Records of where elements appear:
::::::::::

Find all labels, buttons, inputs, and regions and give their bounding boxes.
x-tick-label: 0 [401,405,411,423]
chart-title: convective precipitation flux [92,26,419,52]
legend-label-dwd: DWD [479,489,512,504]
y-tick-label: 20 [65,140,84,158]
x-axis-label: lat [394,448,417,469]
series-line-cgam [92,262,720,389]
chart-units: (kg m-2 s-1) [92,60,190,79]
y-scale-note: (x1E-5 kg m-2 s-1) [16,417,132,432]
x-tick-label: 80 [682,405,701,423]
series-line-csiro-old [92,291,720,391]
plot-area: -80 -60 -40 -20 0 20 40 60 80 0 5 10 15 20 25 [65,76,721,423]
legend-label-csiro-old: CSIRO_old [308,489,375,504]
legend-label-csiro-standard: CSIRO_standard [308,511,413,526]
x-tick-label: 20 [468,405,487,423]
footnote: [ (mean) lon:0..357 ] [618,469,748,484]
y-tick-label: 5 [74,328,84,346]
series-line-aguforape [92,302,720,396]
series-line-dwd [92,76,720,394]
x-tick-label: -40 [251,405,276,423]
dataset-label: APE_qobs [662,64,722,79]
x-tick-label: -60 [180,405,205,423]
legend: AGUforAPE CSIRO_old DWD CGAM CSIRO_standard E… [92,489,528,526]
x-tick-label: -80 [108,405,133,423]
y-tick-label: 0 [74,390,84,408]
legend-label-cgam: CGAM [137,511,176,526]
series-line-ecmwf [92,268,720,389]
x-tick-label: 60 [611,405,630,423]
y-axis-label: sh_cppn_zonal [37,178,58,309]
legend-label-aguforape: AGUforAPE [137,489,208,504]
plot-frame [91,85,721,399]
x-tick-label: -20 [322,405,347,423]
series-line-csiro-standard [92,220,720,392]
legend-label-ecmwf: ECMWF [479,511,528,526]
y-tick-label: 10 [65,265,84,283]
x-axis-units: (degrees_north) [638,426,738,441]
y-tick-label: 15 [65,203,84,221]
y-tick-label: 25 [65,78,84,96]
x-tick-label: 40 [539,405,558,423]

::::::::::

PROBLEM REQUIREMENTS: Rewrite the records as a Markdown table with the columns Row and Line, numbering each line in order and leaving out blank lines.

RESULT OF THE TASK:
| Row | Line |
|---|---|
| 1 | Find all labels, buttons, inputs, and regions and give their bounding boxes. |
| 2 | x-tick-label: 0 [401,405,411,423] |
| 3 | chart-title: convective precipitation flux [92,26,419,52] |
| 4 | legend-label-dwd: DWD [479,489,512,504] |
| 5 | y-tick-label: 20 [65,140,84,158] |
| 6 | x-axis-label: lat [394,448,417,469] |
| 7 | series-line-cgam [92,262,720,389] |
| 8 | chart-units: (kg m-2 s-1) [92,60,190,79] |
| 9 | y-scale-note: (x1E-5 kg m-2 s-1) [16,417,132,432] |
| 10 | x-tick-label: 80 [682,405,701,423] |
| 11 | series-line-csiro-old [92,291,720,391] |
| 12 | plot-area: -80 -60 -40 -20 0 20 40 60 80 0 5 10 15 20 25 [65,76,721,423] |
| 13 | legend-label-csiro-old: CSIRO_old [308,489,375,504] |
| 14 | legend-label-csiro-standard: CSIRO_standard [308,511,413,526] |
| 15 | x-tick-label: 20 [468,405,487,423] |
| 16 | footnote: [ (mean) lon:0..357 ] [618,469,748,484] |
| 17 | y-tick-label: 5 [74,328,84,346] |
| 18 | series-line-aguforape [92,302,720,396] |
| 19 | series-line-dwd [92,76,720,394] |
| 20 | x-tick-label: -40 [251,405,276,423] |
| 21 | dataset-label: APE_qobs [662,64,722,79] |
| 22 | x-tick-label: -60 [180,405,205,423] |
| 23 | legend: AGUforAPE CSIRO_old DWD CGAM CSIRO_standard E… [92,489,528,526] |
| 24 | x-tick-label: -80 [108,405,133,423] |
| 25 | y-tick-label: 0 [74,390,84,408] |
| 26 | legend-label-cgam: CGAM [137,511,176,526] |
| 27 | series-line-ecmwf [92,268,720,389] |
| 28 | x-tick-label: 60 [611,405,630,423] |
| 29 | y-axis-label: sh_cppn_zonal [37,178,58,309] |
| 30 | legend-label-aguforape: AGUforAPE [137,489,208,504] |
| 31 | plot-frame [91,85,721,399] |
| 32 | x-tick-label: -20 [322,405,347,423] |
| 33 | series-line-csiro-standard [92,220,720,392] |
| 34 | legend-label-ecmwf: ECMWF [479,511,528,526] |
| 35 | y-tick-label: 10 [65,265,84,283] |
| 36 | x-axis-units: (degrees_north) [638,426,738,441] |
| 37 | y-tick-label: 15 [65,203,84,221] |
| 38 | y-tick-label: 25 [65,78,84,96] |
| 39 | x-tick-label: 40 [539,405,558,423] |